Data items:
[START]
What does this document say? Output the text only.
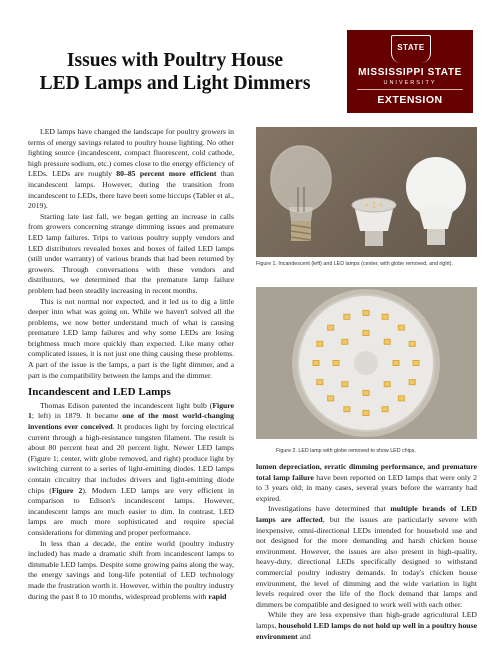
Issues with Poultry House
LED Lamps and Light Dimmers
STATE
MISSISSIPPI STATE
UNIVERSITY
EXTENSION

LED lamps have changed the landscape for poultry growers in terms of energy savings related to poultry house lighting. No other lighting source (incandescent, compact fluorescent, cold cathode, high pressure sodium, etc.) comes close to the energy efficiency of LEDs. LEDs are roughly 80–85 percent more efficient than incandescent lamps. However, during the transition from incandescent to LEDs, there have been some hiccups (Tabler et al., 2019).

Starting late last fall, we began getting an increase in calls from growers concerning strange dimming issues and premature LED lamp failures. Trips to various poultry supply vendors and LED distributors revealed boxes and boxes of failed LED lamps (still under warranty) of various brands that had been returned by growers. Through conversations with these vendors and distributors, we determined that the premature lamp failure problem had been steadily increasing in recent months.

This is not normal nor expected, and it led us to dig a little deeper into what was going on. While we haven't solved all the problems, we now better understand much of what is causing premature LED lamp failures and why some LEDs are losing brightness much more quickly than expected. Like many other complicated issues, it is not just one thing causing these problems. A part of the issue is the lamps, a part is the light dimmer, and a part is the compatibility between the lamps and the dimmer.

Incandescent and LED Lamps

Thomas Edison patented the incandescent light bulb (Figure 1; left) in 1879. It became one of the most world-changing inventions ever conceived. It produces light by forcing electrical current through a high-resistance tungsten filament. The result is about 80 percent heat and 20 percent light. Newer LED lamps (Figure 1; center, with globe removed, and right) produce light by switching current to a series of light-emitting diodes. LED lamps contain circuitry that includes drivers and light-emitting diode chips (Figure 2). Modern LED lamps are very efficient in comparison to Edison's incandescent lamps. However, incandescent lamps are much easier to dim. In contrast, LED lamps are much more sophisticated and require special considerations for dimming and proper performance.

In less than a decade, the entire world (poultry industry included) has made a dramatic shift from incandescent lamps to dimmable LED lamps. Despite some growing pains along the way, the energy savings and long-life potential of LED technology made the frustration worth it. However, within the poultry industry during the past 8 to 10 months, widespread problems with rapid

Figure 1. Incandescent (left) and LED lamps (center, with globe removed, and right).
Figure 2. LED lamp with globe removed to show LED chips.

lumen depreciation, erratic dimming performance, and premature total lamp failure have been reported on LED lamps that were only 2 to 3 years old; in many cases, several years before the warranty had expired.

Investigations have determined that multiple brands of LED lamps are affected, but the issues are particularly severe with inexpensive, omni-directional LEDs intended for household use and not designed for the more demanding and harsh chicken house environment. However, the issues are also present in high-quality, heavy-duty, directional LEDs specifically designed to withstand commercial poultry industry demands. In today's chicken house environment, the level of dimming and the wide variation in light levels required over the life of the flock demand that lamps and dimmers be compatible and designed to work well with each other.

While they are less expensive than high-grade agricultural LED lamps, household LED lamps do not hold up well in a poultry house environment and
[END]
> **What you will do**: Give the data again exactly as written, with all pictures left out.

> **Response to the exercise**:
What does this document say? Output the text only.
Issues with Poultry House
LED Lamps and Light Dimmers
STATE
MISSISSIPPI STATE
UNIVERSITY
EXTENSION

LED lamps have changed the landscape for poultry growers in terms of energy savings related to poultry house lighting. No other lighting source (incandescent, compact fluorescent, cold cathode, high pressure sodium, etc.) comes close to the energy efficiency of LEDs. LEDs are roughly 80–85 percent more efficient than incandescent lamps. However, during the transition from incandescent to LEDs, there have been some hiccups (Tabler et al., 2019).

Starting late last fall, we began getting an increase in calls from growers concerning strange dimming issues and premature LED lamp failures. Trips to various poultry supply vendors and LED distributors revealed boxes and boxes of failed LED lamps (still under warranty) of various brands that had been returned by growers. Through conversations with these vendors and distributors, we determined that the premature lamp failure problem had been steadily increasing in recent months.

This is not normal nor expected, and it led us to dig a little deeper into what was going on. While we haven't solved all the problems, we now better understand much of what is causing premature LED lamp failures and why some LEDs are losing brightness much more quickly than expected. Like many other complicated issues, it is not just one thing causing these problems. A part of the issue is the lamps, a part is the light dimmer, and a part is the compatibility between the lamps and the dimmer.

Incandescent and LED Lamps

Thomas Edison patented the incandescent light bulb (Figure 1; left) in 1879. It became one of the most world-changing inventions ever conceived. It produces light by forcing electrical current through a high-resistance tungsten filament. The result is about 80 percent heat and 20 percent light. Newer LED lamps (Figure 1; center, with globe removed, and right) produce light by switching current to a series of light-emitting diodes. LED lamps contain circuitry that includes drivers and light-emitting diode chips (Figure 2). Modern LED lamps are very efficient in comparison to Edison's incandescent lamps. However, incandescent lamps are much easier to dim. In contrast, LED lamps are much more sophisticated and require special considerations for dimming and proper performance.

In less than a decade, the entire world (poultry industry included) has made a dramatic shift from incandescent lamps to dimmable LED lamps. Despite some growing pains along the way, the energy savings and long-life potential of LED technology made the frustration worth it. However, within the poultry industry during the past 8 to 10 months, widespread problems with rapid

Figure 1. Incandescent (left) and LED lamps (center, with globe removed, and right).
Figure 2. LED lamp with globe removed to show LED chips.

lumen depreciation, erratic dimming performance, and premature total lamp failure have been reported on LED lamps that were only 2 to 3 years old; in many cases, several years before the warranty had expired.

Investigations have determined that multiple brands of LED lamps are affected, but the issues are particularly severe with inexpensive, omni-directional LEDs intended for household use and not designed for the more demanding and harsh chicken house environment. However, the issues are also present in high-quality, heavy-duty, directional LEDs specifically designed to withstand commercial poultry industry demands. In today's chicken house environment, the level of dimming and the wide variation in light levels required over the life of the flock demand that lamps and dimmers be compatible and designed to work well with each other.

While they are less expensive than high-grade agricultural LED lamps, household LED lamps do not hold up well in a poultry house environment and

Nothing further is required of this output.